TASK GOAL = Pull out every line of the listing below that contains the string "statistics", matching case exactly.

MATERIAL FOR THIS TASK =
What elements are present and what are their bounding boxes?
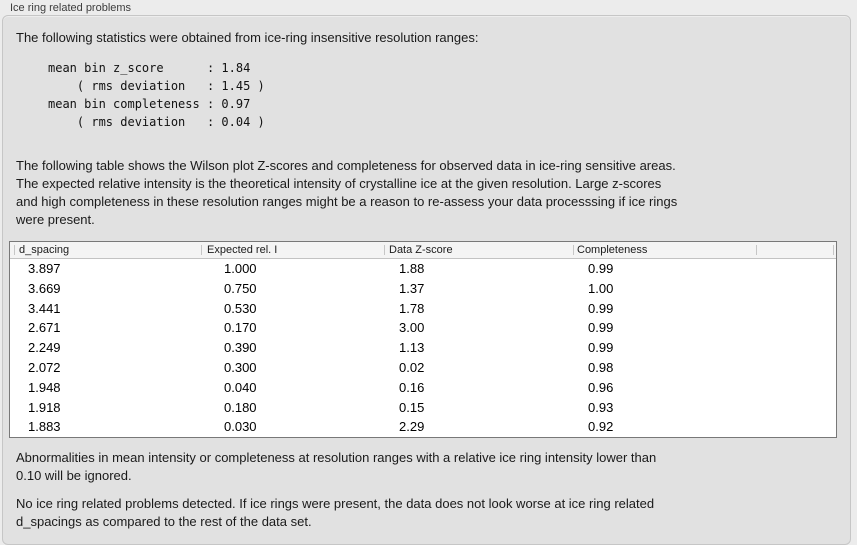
table-cell	[757, 338, 836, 358]
table-cell	[757, 259, 836, 279]
table-cell: 0.16	[399, 379, 425, 395]
table-cell: 0.99	[588, 320, 614, 336]
table-row[interactable]: 2.671 0.170 3.00 0.99	[10, 318, 836, 339]
table-cell: 1.78	[399, 300, 425, 316]
table-cell: 1.948	[28, 379, 61, 395]
conclusion-text: No ice ring related problems detected. I…	[16, 496, 655, 530]
table-row[interactable]: 3.897 1.000 1.88 0.99	[10, 259, 836, 279]
stats-block: mean bin z_score : 1.84 ( rms deviation …	[48, 61, 265, 129]
column-header-expected-rel-i[interactable]: Expected rel. I	[202, 242, 385, 258]
table-row[interactable]: 1.918 0.180 0.15 0.93	[10, 397, 836, 418]
column-header-empty[interactable]	[757, 242, 836, 258]
table-cell: 0.530	[224, 300, 257, 316]
table-cell: 2.29	[399, 419, 425, 435]
table-cell: 3.897	[28, 261, 61, 276]
table-cell	[757, 378, 836, 398]
table-description: The following table shows the Wilson plo…	[16, 158, 678, 227]
table-cell: 0.040	[224, 379, 257, 395]
table-cell: 1.88	[399, 261, 425, 276]
table-cell: 3.00	[399, 320, 425, 336]
table-cell: 0.170	[224, 320, 257, 336]
table-cell	[757, 279, 836, 299]
table-cell	[757, 318, 836, 338]
table-cell: 0.390	[224, 340, 257, 356]
groupbox-title: Ice ring related problems	[10, 2, 132, 14]
table-body: 3.897 1.000 1.88 0.99 3.669 0.750 1.37 1.00 3.44…	[10, 259, 836, 438]
table-cell: 0.02	[399, 359, 425, 375]
table-header-row: d_spacing Expected rel. I Data Z-score C…	[10, 242, 836, 259]
table-cell: 0.99	[588, 261, 614, 276]
table-cell: 2.671	[28, 320, 61, 336]
table-cell: 0.93	[588, 399, 614, 415]
table-cell: 1.883	[28, 419, 61, 435]
table-cell: 0.750	[224, 280, 257, 296]
table-cell	[757, 299, 836, 319]
table-cell	[757, 417, 836, 437]
table-cell: 0.99	[588, 300, 614, 316]
table-cell: 1.00	[588, 280, 614, 296]
table-row[interactable]: 1.883 0.030 2.29 0.92	[10, 417, 836, 438]
table-cell: 1.37	[399, 280, 425, 296]
table-cell: 2.072	[28, 359, 61, 375]
table-cell: 0.180	[224, 399, 257, 415]
ice-ring-groupbox: The following statistics were obtained f…	[2, 15, 851, 545]
table-row[interactable]: 1.948 0.040 0.16 0.96	[10, 377, 836, 398]
table-cell: 3.669	[28, 280, 61, 296]
table-cell: 1.918	[28, 399, 61, 415]
table-cell: 0.96	[588, 379, 614, 395]
table-cell: 1.000	[224, 261, 257, 276]
table-cell: 0.92	[588, 419, 614, 435]
table-cell	[757, 398, 836, 418]
ice-ring-table: d_spacing Expected rel. I Data Z-score C…	[9, 241, 837, 439]
table-row[interactable]: 2.072 0.300 0.02 0.98	[10, 357, 836, 378]
column-header-d-spacing[interactable]: d_spacing	[10, 242, 202, 258]
intro-text: The following statistics were obtained f…	[16, 30, 479, 45]
table-row[interactable]: 2.249 0.390 1.13 0.99	[10, 338, 836, 358]
table-cell: 1.13	[399, 340, 425, 356]
table-cell	[757, 358, 836, 378]
column-header-completeness[interactable]: Completeness	[574, 242, 757, 258]
ignore-note: Abnormalities in mean intensity or compl…	[16, 450, 657, 484]
table-row[interactable]: 3.669 0.750 1.37 1.00	[10, 278, 836, 299]
column-header-data-z-score[interactable]: Data Z-score	[385, 242, 574, 258]
table-cell: 0.030	[224, 419, 257, 435]
table-cell: 0.99	[588, 340, 614, 356]
table-cell: 0.300	[224, 359, 257, 375]
table-cell: 0.15	[399, 399, 425, 415]
table-cell: 0.98	[588, 359, 614, 375]
table-cell: 3.441	[28, 300, 61, 316]
table-row[interactable]: 3.441 0.530 1.78 0.99	[10, 298, 836, 319]
table-cell: 2.249	[28, 340, 61, 356]
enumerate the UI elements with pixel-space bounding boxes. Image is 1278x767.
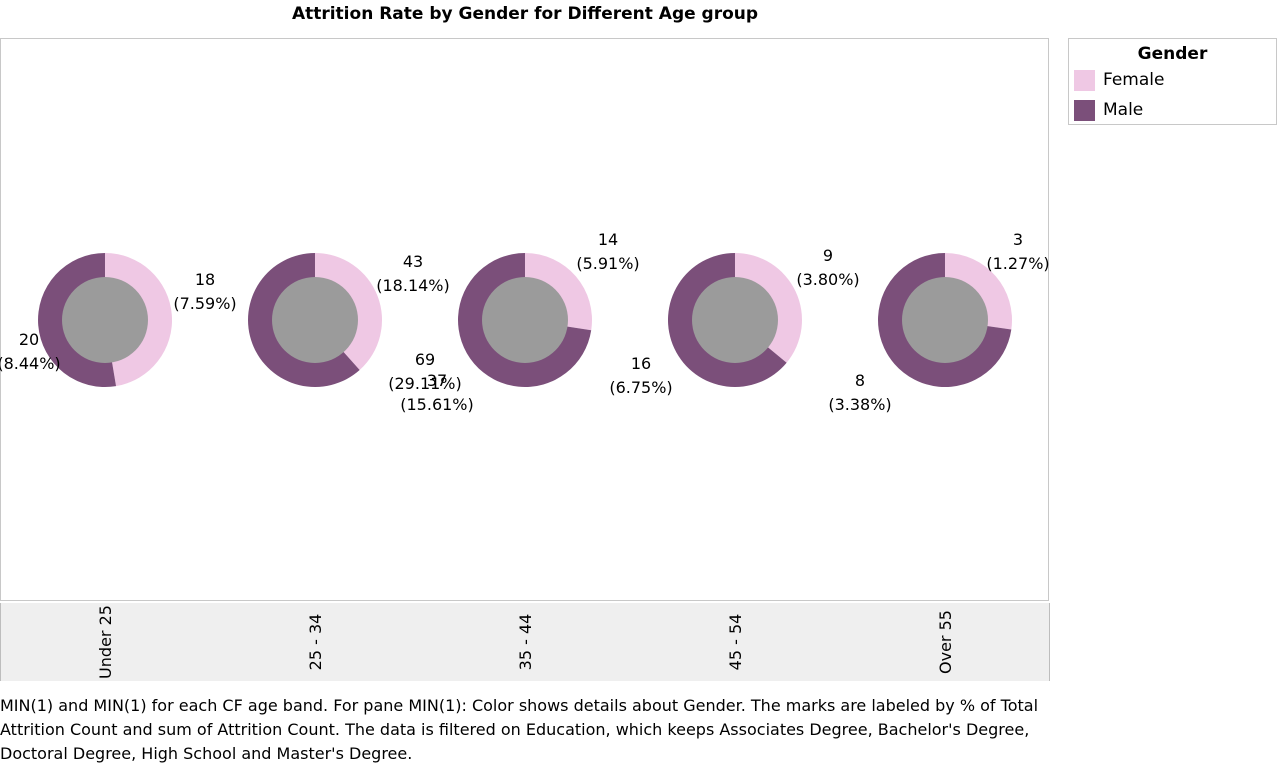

EXPECTED OUTPUT =
ice-ring-groupbox: The following statistics were obtained f…	[2, 15, 851, 545]
intro-text: The following statistics were obtained f…	[16, 30, 479, 45]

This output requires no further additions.